_REQUEST_. Write out all of the data without omission, exactly as shown.
- - - - - - -
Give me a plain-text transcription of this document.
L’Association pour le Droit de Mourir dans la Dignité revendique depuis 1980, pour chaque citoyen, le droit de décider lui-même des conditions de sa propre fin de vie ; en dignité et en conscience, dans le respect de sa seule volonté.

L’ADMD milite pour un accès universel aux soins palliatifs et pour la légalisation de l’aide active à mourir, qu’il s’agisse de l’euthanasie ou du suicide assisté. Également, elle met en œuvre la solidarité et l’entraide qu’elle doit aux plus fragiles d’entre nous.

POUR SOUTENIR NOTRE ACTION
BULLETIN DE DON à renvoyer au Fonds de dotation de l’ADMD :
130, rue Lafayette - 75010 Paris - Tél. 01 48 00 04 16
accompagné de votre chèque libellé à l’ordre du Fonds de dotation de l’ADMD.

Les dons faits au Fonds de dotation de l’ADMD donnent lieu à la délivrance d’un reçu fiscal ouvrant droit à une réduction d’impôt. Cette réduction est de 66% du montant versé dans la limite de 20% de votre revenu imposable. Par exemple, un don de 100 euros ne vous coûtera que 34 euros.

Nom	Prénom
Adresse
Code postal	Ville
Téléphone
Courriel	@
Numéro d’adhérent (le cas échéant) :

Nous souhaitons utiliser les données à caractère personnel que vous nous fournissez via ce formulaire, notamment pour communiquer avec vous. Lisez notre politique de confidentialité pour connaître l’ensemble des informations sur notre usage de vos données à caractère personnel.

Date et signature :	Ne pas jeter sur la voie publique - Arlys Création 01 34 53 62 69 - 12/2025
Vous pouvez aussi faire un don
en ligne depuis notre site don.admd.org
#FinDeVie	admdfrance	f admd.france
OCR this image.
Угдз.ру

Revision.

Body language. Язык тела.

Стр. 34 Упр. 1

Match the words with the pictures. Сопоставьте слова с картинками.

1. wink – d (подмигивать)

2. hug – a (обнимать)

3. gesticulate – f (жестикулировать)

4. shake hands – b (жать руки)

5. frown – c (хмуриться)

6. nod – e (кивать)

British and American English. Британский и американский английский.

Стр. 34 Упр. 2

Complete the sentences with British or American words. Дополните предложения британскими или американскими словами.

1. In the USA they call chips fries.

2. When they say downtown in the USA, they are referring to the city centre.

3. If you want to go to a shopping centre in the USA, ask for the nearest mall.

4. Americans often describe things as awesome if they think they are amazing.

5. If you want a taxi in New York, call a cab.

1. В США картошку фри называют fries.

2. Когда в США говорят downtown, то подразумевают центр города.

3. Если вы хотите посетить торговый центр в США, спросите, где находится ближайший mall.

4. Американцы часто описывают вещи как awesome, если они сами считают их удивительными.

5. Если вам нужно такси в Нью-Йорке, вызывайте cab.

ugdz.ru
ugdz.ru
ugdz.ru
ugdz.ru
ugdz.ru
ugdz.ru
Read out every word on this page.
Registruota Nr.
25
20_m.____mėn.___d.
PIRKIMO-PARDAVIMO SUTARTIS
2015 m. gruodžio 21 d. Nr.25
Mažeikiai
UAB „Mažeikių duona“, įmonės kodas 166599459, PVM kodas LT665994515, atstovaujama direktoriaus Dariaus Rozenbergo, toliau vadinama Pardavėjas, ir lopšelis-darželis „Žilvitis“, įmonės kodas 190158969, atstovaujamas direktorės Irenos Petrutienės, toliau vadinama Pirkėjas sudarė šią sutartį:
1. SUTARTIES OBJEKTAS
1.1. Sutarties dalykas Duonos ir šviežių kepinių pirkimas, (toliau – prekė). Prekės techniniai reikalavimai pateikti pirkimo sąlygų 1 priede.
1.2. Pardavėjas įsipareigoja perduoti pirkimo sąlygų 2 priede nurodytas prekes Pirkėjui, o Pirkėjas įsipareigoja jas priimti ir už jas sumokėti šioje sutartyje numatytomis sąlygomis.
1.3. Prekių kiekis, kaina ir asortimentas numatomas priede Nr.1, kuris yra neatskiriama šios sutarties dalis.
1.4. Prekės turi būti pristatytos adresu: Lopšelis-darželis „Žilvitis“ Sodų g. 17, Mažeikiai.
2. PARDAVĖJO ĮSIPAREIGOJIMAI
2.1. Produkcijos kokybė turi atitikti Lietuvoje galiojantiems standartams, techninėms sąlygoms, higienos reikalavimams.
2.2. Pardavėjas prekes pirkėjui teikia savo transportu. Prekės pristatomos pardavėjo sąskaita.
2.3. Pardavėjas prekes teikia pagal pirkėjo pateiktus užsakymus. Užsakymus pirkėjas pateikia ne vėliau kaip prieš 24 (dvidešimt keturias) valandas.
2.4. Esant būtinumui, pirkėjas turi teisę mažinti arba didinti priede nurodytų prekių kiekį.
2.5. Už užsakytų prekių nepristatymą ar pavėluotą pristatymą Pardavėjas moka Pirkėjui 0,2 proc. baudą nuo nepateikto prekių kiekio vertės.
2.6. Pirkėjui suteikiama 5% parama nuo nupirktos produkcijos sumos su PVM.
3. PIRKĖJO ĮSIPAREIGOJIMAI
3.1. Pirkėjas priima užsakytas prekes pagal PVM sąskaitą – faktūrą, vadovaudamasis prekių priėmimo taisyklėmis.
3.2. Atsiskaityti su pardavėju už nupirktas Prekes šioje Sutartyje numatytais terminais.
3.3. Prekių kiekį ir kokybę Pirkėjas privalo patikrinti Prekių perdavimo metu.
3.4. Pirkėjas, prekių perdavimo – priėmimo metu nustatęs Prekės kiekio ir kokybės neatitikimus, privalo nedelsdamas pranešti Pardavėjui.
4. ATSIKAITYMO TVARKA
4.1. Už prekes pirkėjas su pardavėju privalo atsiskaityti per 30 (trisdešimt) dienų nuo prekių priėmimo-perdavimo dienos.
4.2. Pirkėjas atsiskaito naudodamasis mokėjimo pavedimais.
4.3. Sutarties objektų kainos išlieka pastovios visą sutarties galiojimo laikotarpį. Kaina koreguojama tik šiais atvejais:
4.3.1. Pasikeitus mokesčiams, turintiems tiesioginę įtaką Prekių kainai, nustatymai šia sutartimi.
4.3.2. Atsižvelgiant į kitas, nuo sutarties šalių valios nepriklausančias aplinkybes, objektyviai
- - - - - - -
_WRITTEN ANSWER_.
Give me a plain-text transcription of this document.
L’Association pour le Droit de Mourir dans la Dignité revendique depuis 1980, pour chaque citoyen, le droit de décider lui-même des conditions de sa propre fin de vie ; en dignité et en conscience, dans le respect de sa seule volonté.

L’ADMD milite pour un accès universel aux soins palliatifs et pour la légalisation de l’aide active à mourir, qu’il s’agisse de l’euthanasie ou du suicide assisté. Également, elle met en œuvre la solidarité et l’entraide qu’elle doit aux plus fragiles d’entre nous.

POUR SOUTENIR NOTRE ACTION
BULLETIN DE DON à renvoyer au Fonds de dotation de l’ADMD :
130, rue Lafayette - 75010 Paris - Tél. 01 48 00 04 16
accompagné de votre chèque libellé à l’ordre du Fonds de dotation de l’ADMD.

Les dons faits au Fonds de dotation de l’ADMD donnent lieu à la délivrance d’un reçu fiscal ouvrant droit à une réduction d’impôt. Cette réduction est de 66% du montant versé dans la limite de 20% de votre revenu imposable. Par exemple, un don de 100 euros ne vous coûtera que 34 euros.

Nom	Prénom
Adresse
Code postal	Ville
Téléphone
Courriel	@
Numéro d’adhérent (le cas échéant) :

Nous souhaitons utiliser les données à caractère personnel que vous nous fournissez via ce formulaire, notamment pour communiquer avec vous. Lisez notre politique de confidentialité pour connaître l’ensemble des informations sur notre usage de vos données à caractère personnel.

Date et signature :	Ne pas jeter sur la voie publique - Arlys Création 01 34 53 62 69 - 12/2025
Vous pouvez aussi faire un don
en ligne depuis notre site don.admd.org
#FinDeVie	admdfrance	f admd.france
OCR this image.
Угдз.ру

Revision.

Body language. Язык тела.

Стр. 34 Упр. 1

Match the words with the pictures. Сопоставьте слова с картинками.

1. wink – d (подмигивать)

2. hug – a (обнимать)

3. gesticulate – f (жестикулировать)

4. shake hands – b (жать руки)

5. frown – c (хмуриться)

6. nod – e (кивать)

British and American English. Британский и американский английский.

Стр. 34 Упр. 2

Complete the sentences with British or American words. Дополните предложения британскими или американскими словами.

1. In the USA they call chips fries.

2. When they say downtown in the USA, they are referring to the city centre.

3. If you want to go to a shopping centre in the USA, ask for the nearest mall.

4. Americans often describe things as awesome if they think they are amazing.

5. If you want a taxi in New York, call a cab.

1. В США картошку фри называют fries.

2. Когда в США говорят downtown, то подразумевают центр города.

3. Если вы хотите посетить торговый центр в США, спросите, где находится ближайший mall.

4. Американцы часто описывают вещи как awesome, если они сами считают их удивительными.

5. Если вам нужно такси в Нью-Йорке, вызывайте cab.

ugdz.ru
ugdz.ru
ugdz.ru
ugdz.ru
ugdz.ru
ugdz.ru
Read out every word on this page.
Registruota Nr.
25
20_m.____mėn.___d.
PIRKIMO-PARDAVIMO SUTARTIS
2015 m. gruodžio 21 d. Nr.25
Mažeikiai
UAB „Mažeikių duona“, įmonės kodas 166599459, PVM kodas LT665994515, atstovaujama direktoriaus Dariaus Rozenbergo, toliau vadinama Pardavėjas, ir lopšelis-darželis „Žilvitis“, įmonės kodas 190158969, atstovaujamas direktorės Irenos Petrutienės, toliau vadinama Pirkėjas sudarė šią sutartį:
1. SUTARTIES OBJEKTAS
1.1. Sutarties dalykas Duonos ir šviežių kepinių pirkimas, (toliau – prekė). Prekės techniniai reikalavimai pateikti pirkimo sąlygų 1 priede.
1.2. Pardavėjas įsipareigoja perduoti pirkimo sąlygų 2 priede nurodytas prekes Pirkėjui, o Pirkėjas įsipareigoja jas priimti ir už jas sumokėti šioje sutartyje numatytomis sąlygomis.
1.3. Prekių kiekis, kaina ir asortimentas numatomas priede Nr.1, kuris yra neatskiriama šios sutarties dalis.
1.4. Prekės turi būti pristatytos adresu: Lopšelis-darželis „Žilvitis“ Sodų g. 17, Mažeikiai.
2. PARDAVĖJO ĮSIPAREIGOJIMAI
2.1. Produkcijos kokybė turi atitikti Lietuvoje galiojantiems standartams, techninėms sąlygoms, higienos reikalavimams.
2.2. Pardavėjas prekes pirkėjui teikia savo transportu. Prekės pristatomos pardavėjo sąskaita.
2.3. Pardavėjas prekes teikia pagal pirkėjo pateiktus užsakymus. Užsakymus pirkėjas pateikia ne vėliau kaip prieš 24 (dvidešimt keturias) valandas.
2.4. Esant būtinumui, pirkėjas turi teisę mažinti arba didinti priede nurodytų prekių kiekį.
2.5. Už užsakytų prekių nepristatymą ar pavėluotą pristatymą Pardavėjas moka Pirkėjui 0,2 proc. baudą nuo nepateikto prekių kiekio vertės.
2.6. Pirkėjui suteikiama 5% parama nuo nupirktos produkcijos sumos su PVM.
3. PIRKĖJO ĮSIPAREIGOJIMAI
3.1. Pirkėjas priima užsakytas prekes pagal PVM sąskaitą – faktūrą, vadovaudamasis prekių priėmimo taisyklėmis.
3.2. Atsiskaityti su pardavėju už nupirktas Prekes šioje Sutartyje numatytais terminais.
3.3. Prekių kiekį ir kokybę Pirkėjas privalo patikrinti Prekių perdavimo metu.
3.4. Pirkėjas, prekių perdavimo – priėmimo metu nustatęs Prekės kiekio ir kokybės neatitikimus, privalo nedelsdamas pranešti Pardavėjui.
4. ATSIKAITYMO TVARKA
4.1. Už prekes pirkėjas su pardavėju privalo atsiskaityti per 30 (trisdešimt) dienų nuo prekių priėmimo-perdavimo dienos.
4.2. Pirkėjas atsiskaito naudodamasis mokėjimo pavedimais.
4.3. Sutarties objektų kainos išlieka pastovios visą sutarties galiojimo laikotarpį. Kaina koreguojama tik šiais atvejais:
4.3.1. Pasikeitus mokesčiams, turintiems tiesioginę įtaką Prekių kainai, nustatymai šia sutartimi.
4.3.2. Atsižvelgiant į kitas, nuo sutarties šalių valios nepriklausančias aplinkybes, objektyviai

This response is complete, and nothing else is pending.